▶ PROMPT: Exactly reproduce the lines from the line bearing "Enumerate this screenshot's" through the end of the listing, inclusive of both; pictures are to be omitted.

Figure contents as structured data:

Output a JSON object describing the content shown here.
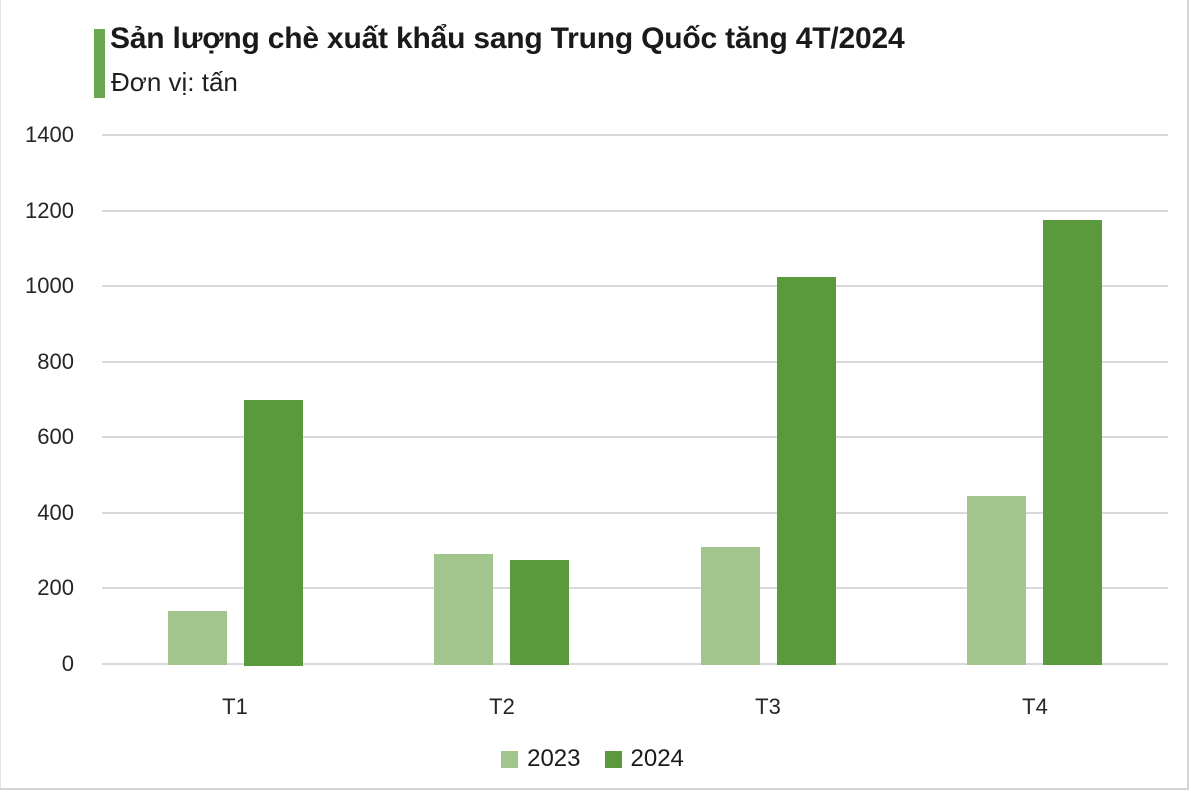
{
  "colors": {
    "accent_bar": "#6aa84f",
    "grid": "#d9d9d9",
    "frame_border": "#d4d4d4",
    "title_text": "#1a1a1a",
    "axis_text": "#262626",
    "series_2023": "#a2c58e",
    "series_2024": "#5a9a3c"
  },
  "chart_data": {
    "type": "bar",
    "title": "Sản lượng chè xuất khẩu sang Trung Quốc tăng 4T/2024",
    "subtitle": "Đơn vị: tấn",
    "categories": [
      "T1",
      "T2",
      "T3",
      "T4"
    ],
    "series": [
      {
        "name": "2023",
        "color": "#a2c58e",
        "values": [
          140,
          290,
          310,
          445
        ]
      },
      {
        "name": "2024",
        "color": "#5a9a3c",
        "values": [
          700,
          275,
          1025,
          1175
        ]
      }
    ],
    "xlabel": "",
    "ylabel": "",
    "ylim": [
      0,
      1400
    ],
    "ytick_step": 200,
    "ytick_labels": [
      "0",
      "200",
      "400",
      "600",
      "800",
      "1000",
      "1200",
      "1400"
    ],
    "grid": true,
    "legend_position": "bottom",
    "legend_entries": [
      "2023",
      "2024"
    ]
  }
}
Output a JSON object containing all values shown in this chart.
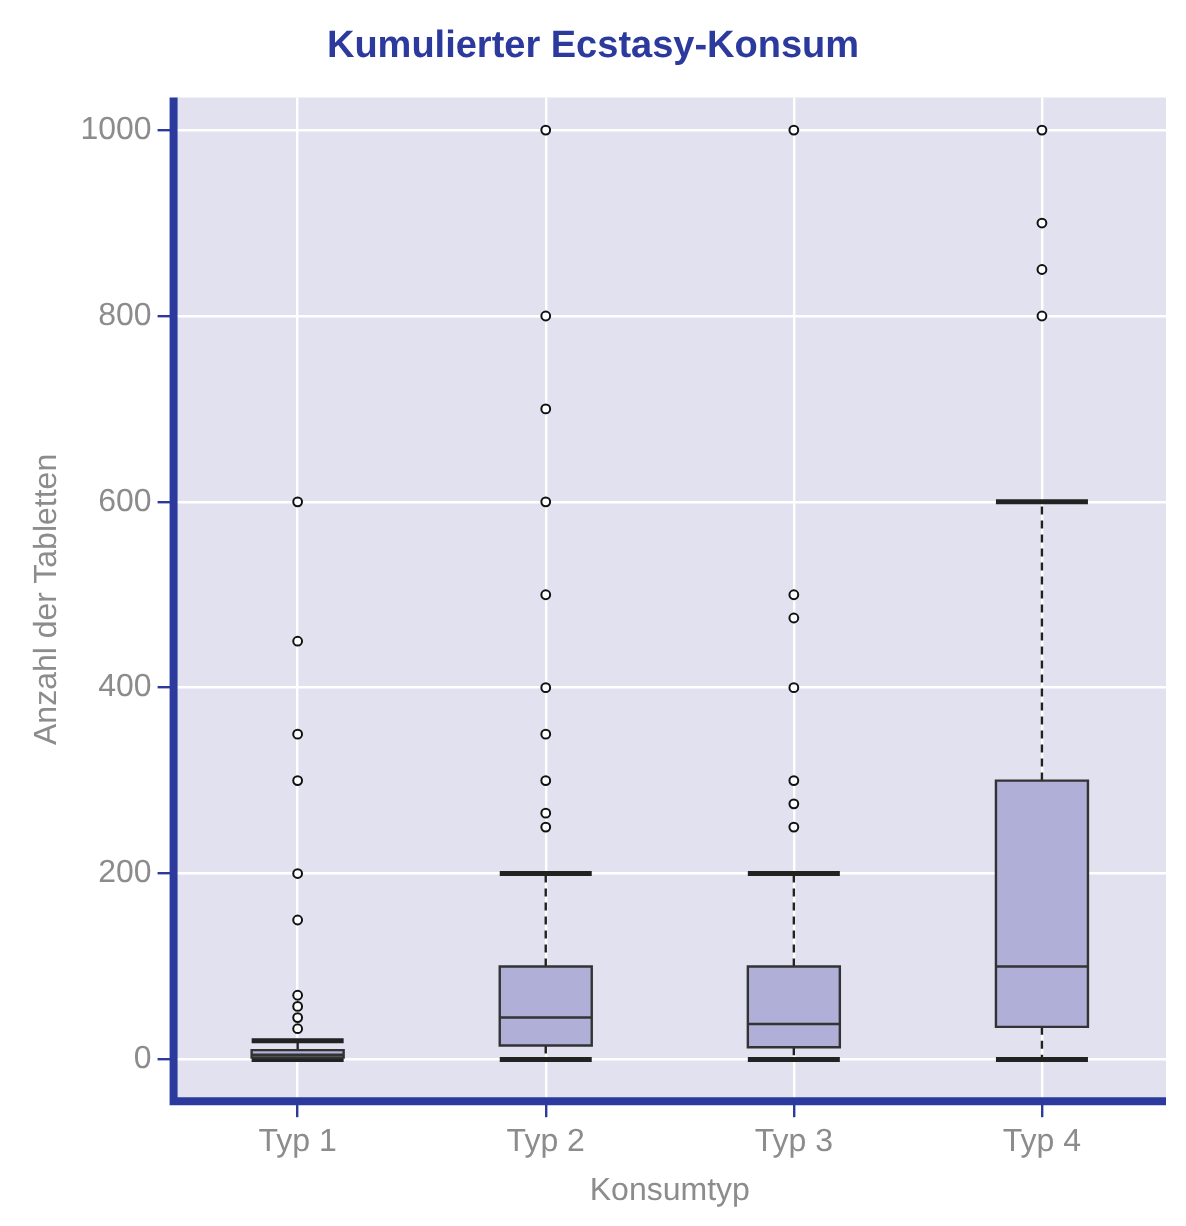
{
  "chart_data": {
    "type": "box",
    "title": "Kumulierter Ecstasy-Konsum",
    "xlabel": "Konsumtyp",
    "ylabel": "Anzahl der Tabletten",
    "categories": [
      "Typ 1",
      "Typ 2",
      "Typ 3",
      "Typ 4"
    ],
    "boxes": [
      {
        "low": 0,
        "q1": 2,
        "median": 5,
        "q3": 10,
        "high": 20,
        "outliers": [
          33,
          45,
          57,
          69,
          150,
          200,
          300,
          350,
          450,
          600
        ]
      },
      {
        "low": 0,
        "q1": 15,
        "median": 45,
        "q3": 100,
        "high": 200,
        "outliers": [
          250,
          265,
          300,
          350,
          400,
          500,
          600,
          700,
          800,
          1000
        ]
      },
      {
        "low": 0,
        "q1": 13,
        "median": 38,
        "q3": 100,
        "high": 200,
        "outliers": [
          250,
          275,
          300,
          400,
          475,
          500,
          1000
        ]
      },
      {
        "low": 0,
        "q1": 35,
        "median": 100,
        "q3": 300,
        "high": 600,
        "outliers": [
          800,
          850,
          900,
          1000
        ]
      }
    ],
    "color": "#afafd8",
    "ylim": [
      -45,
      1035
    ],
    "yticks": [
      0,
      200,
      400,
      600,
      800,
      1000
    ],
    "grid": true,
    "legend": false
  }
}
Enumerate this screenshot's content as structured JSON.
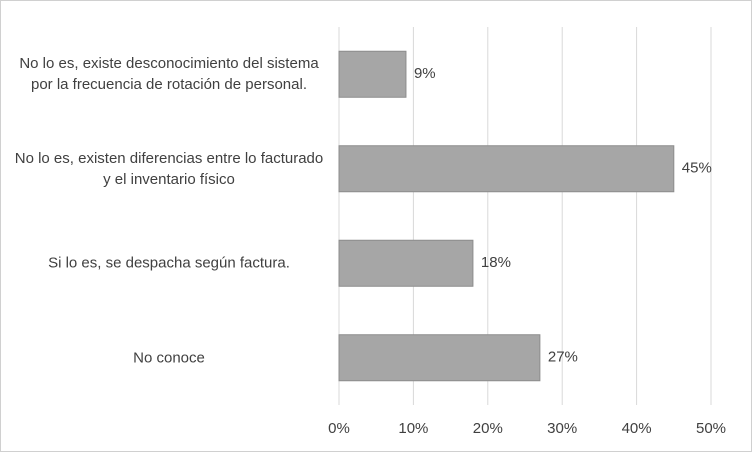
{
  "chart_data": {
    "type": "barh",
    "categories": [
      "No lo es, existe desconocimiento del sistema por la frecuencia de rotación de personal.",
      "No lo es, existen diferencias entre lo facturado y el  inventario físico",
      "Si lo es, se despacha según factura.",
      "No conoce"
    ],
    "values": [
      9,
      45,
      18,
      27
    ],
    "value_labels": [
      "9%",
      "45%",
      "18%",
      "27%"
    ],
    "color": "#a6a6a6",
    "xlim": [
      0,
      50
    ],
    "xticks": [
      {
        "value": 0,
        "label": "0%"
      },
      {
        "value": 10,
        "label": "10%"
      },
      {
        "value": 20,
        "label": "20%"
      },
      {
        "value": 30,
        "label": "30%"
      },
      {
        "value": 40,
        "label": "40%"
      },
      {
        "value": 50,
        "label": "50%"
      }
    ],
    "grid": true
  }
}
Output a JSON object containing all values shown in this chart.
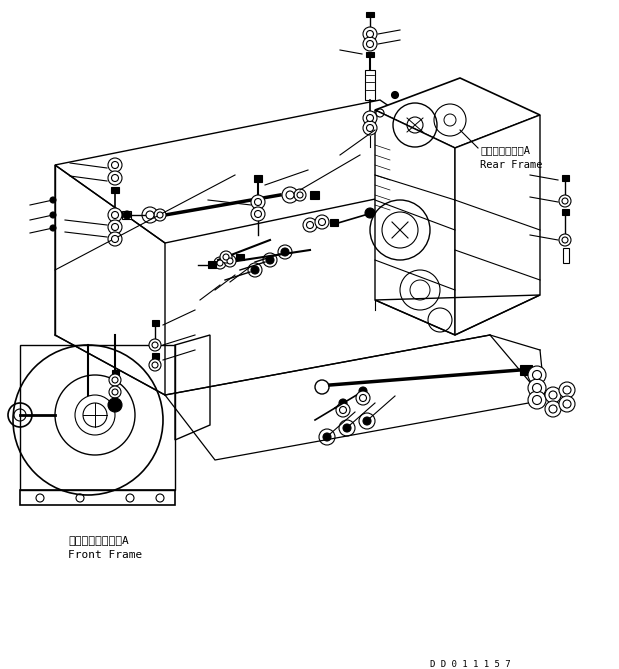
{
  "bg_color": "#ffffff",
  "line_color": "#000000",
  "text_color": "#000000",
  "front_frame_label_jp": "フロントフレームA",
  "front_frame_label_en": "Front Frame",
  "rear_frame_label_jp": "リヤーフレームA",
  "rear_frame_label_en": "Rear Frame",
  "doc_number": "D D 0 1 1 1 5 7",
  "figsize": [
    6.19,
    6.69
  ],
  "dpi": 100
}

▶ TASK RESPONSE:
Enumerate this screenshot's content as structured JSON.
{
  "chart_data": {
    "type": "barh",
    "categories": [
      "No lo es, existe desconocimiento del sistema por la frecuencia de rotación de personal.",
      "No lo es, existen diferencias entre lo facturado y el  inventario físico",
      "Si lo es, se despacha según factura.",
      "No conoce"
    ],
    "values": [
      9,
      45,
      18,
      27
    ],
    "value_labels": [
      "9%",
      "45%",
      "18%",
      "27%"
    ],
    "color": "#a6a6a6",
    "xlim": [
      0,
      50
    ],
    "xticks": [
      {
        "value": 0,
        "label": "0%"
      },
      {
        "value": 10,
        "label": "10%"
      },
      {
        "value": 20,
        "label": "20%"
      },
      {
        "value": 30,
        "label": "30%"
      },
      {
        "value": 40,
        "label": "40%"
      },
      {
        "value": 50,
        "label": "50%"
      }
    ],
    "grid": true
  }
}
Output a JSON object containing all values shown in this chart.
{
  "bg_color": "#ffffff",
  "line_color": "#000000",
  "text_color": "#000000",
  "front_frame_label_jp": "フロントフレームA",
  "front_frame_label_en": "Front Frame",
  "rear_frame_label_jp": "リヤーフレームA",
  "rear_frame_label_en": "Rear Frame",
  "doc_number": "D D 0 1 1 1 5 7",
  "figsize": [
    6.19,
    6.69
  ],
  "dpi": 100
}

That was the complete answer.